**** Texte fourni ****
2.3  Entrepreneur indépendant : La Compagnie et le Conseiller sont des entrepreneurs indépendants. Le présent contrat ne crée aucunement entre les parties un rapport employeur à employé ni de maître à serviteur.

[6]  Le 9 novembre 2006, l’appelante signe un deuxième contrat lui permettant de vendre des fonds de placement de Sun Life et de ses sociétés affiliées [2] . On y retrouve également des clauses similaires à celles précédemment citées [3] .

[7]  Le 8 octobre 2009, Sun Life met fin aux contrats la liant à l’appelante en lui remettant une lettre signée par le directeur du centre financier de Brossard, monsieur Jean Paquet, et par le vice-président régional, monsieur John Lanni, avec effet à compter du 22 octobre 2009.

[8]  Les parties ne s’entendent pas sur la nature des contrats qui lient l’appelante et Sun Life. L’appelante prétend qu’elle est à l’emploi de Sun Life alors que cette dernière prétend que l’appelante est une travailleuse autonome.

[9]  À cet effet, l’appelante a déposé une plainte devant la Commission des relations du travail et a poursuivi Sun Life auprès de la Cour supérieure du Québec pour la résiliation de mauvaise foi et abusive de son contrat de travail, réclamant des dommages de l’ordre de 3.7 millions de dollars. Les deux instances se sont penchées sur le statut de l’appelante et toutes deux ont statué que l’appelante était une travailleuse autonome [4] .

[10]  Lors de l’audience du présent appel, l’appelante a témoigné. Pour sa part, Sun Life a fait témoigner monsieur John Lanni, vice-président régional de Sun Life et monsieur Jean Paquet, directeur du centre financier de Sun Life à Brossard, lors de l’année en litige. L’intimé a appelé comme témoin monsieur Elio Palladini, agent des appels pour le programme de régime de pensions du Canada et de l’assurance emploi.

III. QUESTION EN LITIGE

[11]  Est-ce que l’appelante occupait un emploi assurable au sens de l’alinéa 5(1)a) de la LAE pour la période du 1er octobre 2008 au 9 octobre 2009 lorsqu’elle travaillait pour Sun Life?

IV. PRÉTENTIONS DES PARTIES

[12]  L’appelante soutient qu’elle était à l’emploi de Sun Life et donc qu’un contrat de travail les unissait. Selon l’appelante, un lien de subordination existait entre elle et Sun Life. L’appelante fait valoir que Sun Life exerçait un contrôle sur son travail, notamment en la supervisant, en lui dictant comment elle devait exécuter ses fonctions et la réprimandant à l’occasion.
****
◆ Tâches et exercices:
- 1) Répondez à ces questions sur le texte fourni :
(a) À quelle date l'appelante signe-t-elle le deuxième contrat avec Sun Life ?
(b) À partir de quelle date la fin des contrats prend-elle effet ?
(c) Quel montant de dommages l'appelante réclame-t-elle à Sun Life devant la Cour supérieure du Québec ?
- 2) Prolongez le texte fourni, qui porte sur le litige entre l'appelante et Sun Life, en reprenant juste après sa dernière phrase.
Les lignes n'entrent pas du tout en compte ici.
**** Lignes fournies ****
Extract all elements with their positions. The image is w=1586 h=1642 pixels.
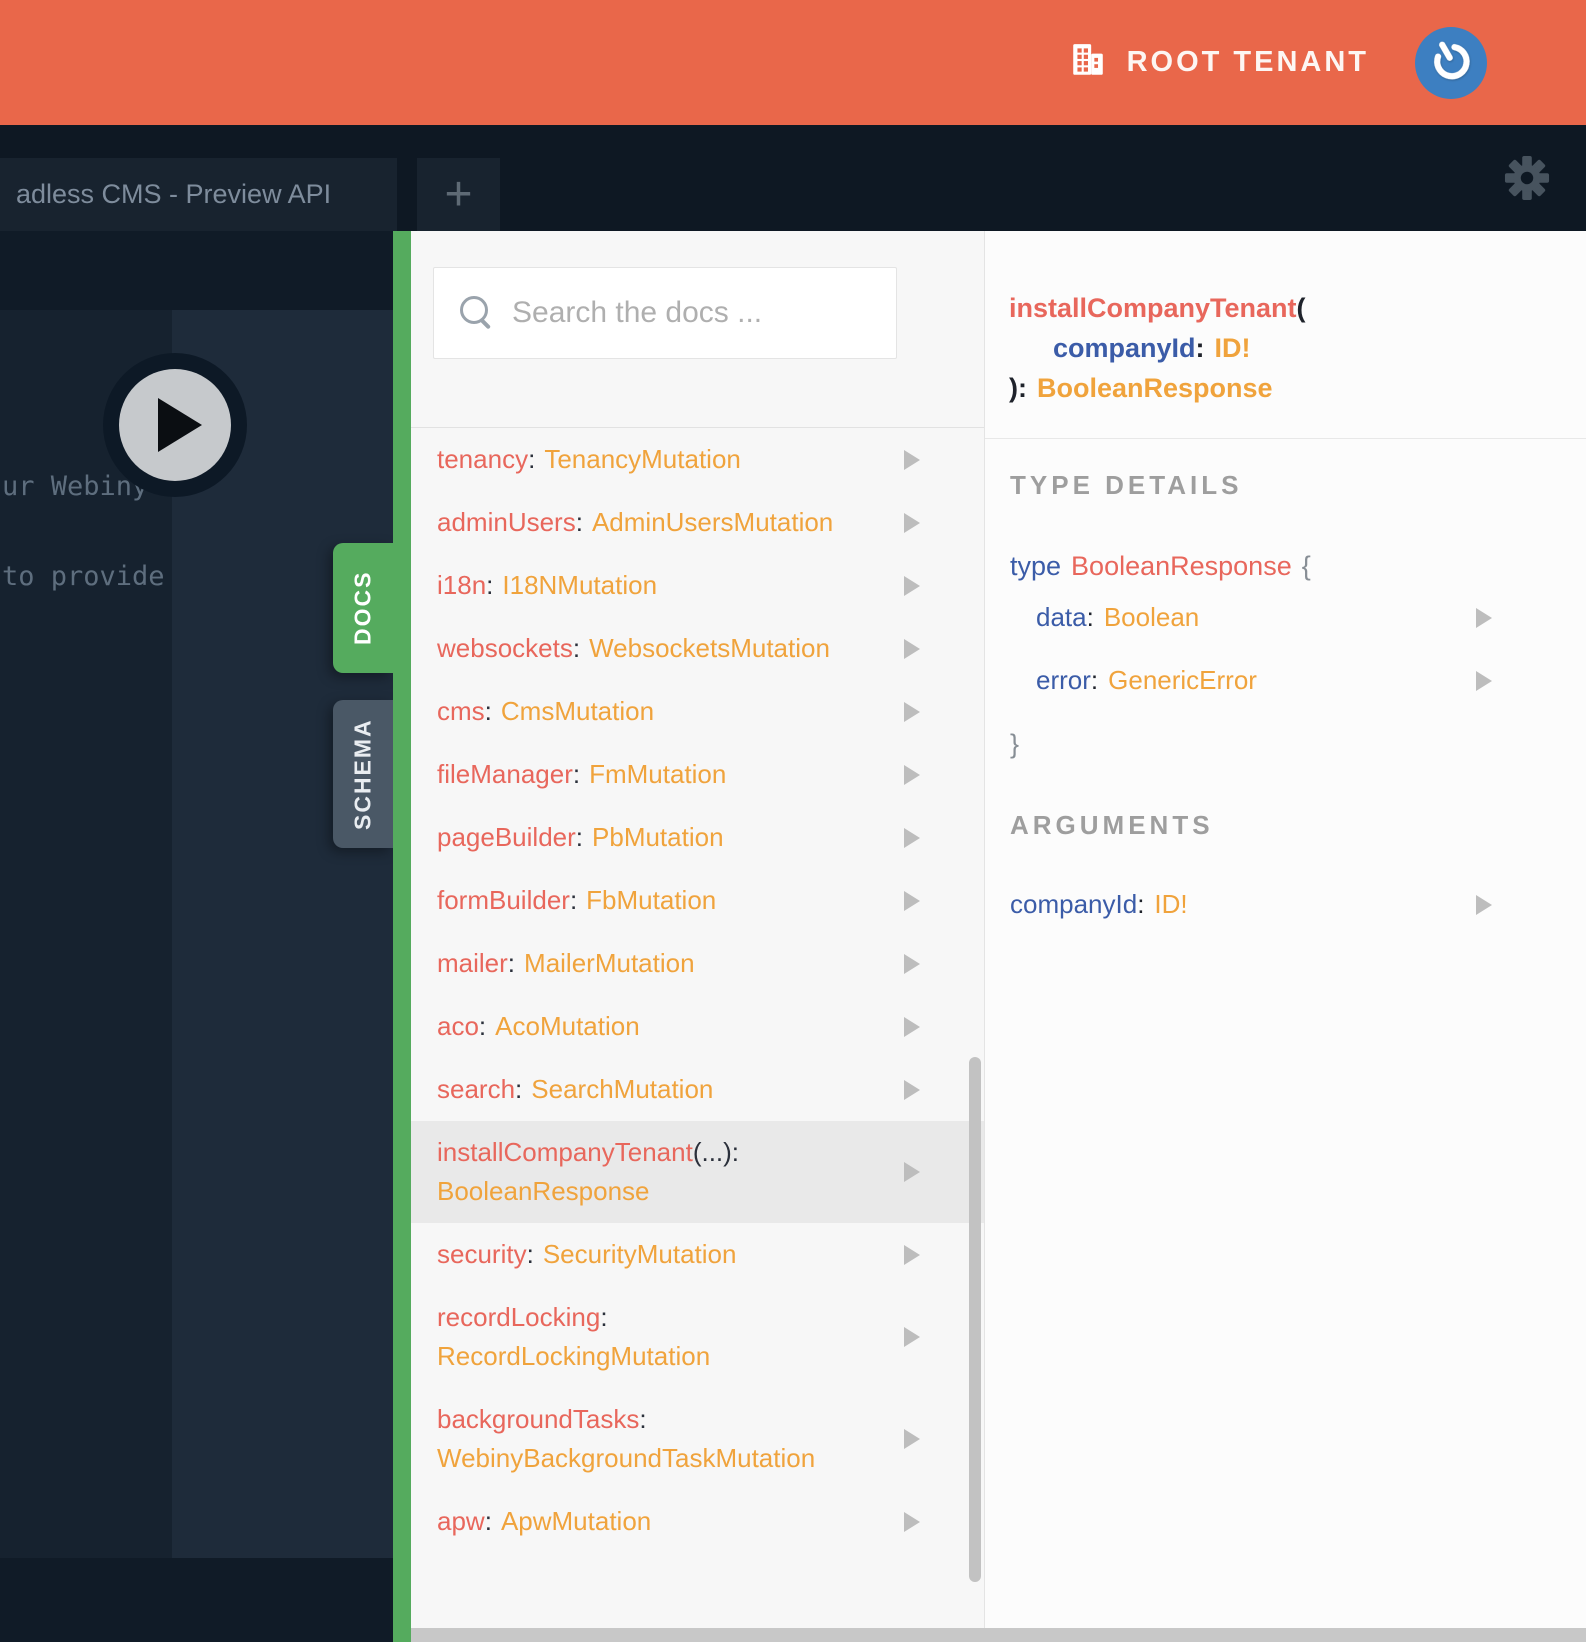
****
**** Lignes fournies ****
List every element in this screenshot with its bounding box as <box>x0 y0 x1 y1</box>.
****
◆ Réponses:
- 1)
(a) Le 9 novembre 2006.
(b) Le 22 octobre 2009.
(c) De l'ordre de 3,7 millions de dollars.

- 2)
[13]  De plus, l’appelante fait valoir qu’elle devait se présenter obligatoirement au centre financier, qu’elle devait assister obligatoirement à des formations de Sun Life, qu’elle devait respecter un horaire défini. De plus, l’appelante fait valoir qu’elle devait travailler exclusivement pour Sun Life.

[14]  L’intimé et Sun Life font valoir que l’appelante était une travailleuse autonome. À cet effet, les deux contrats signés par l’appelante et Sun Life reflètent l’intention des parties, soit que l’appelante exerce ses fonctions de conseillère en tant que travailleuse autonome. De plus, Sun Life fait valoir que les faits démontrent qu’il n’a jamais existé de lien de subordination entre elle et l’appelante.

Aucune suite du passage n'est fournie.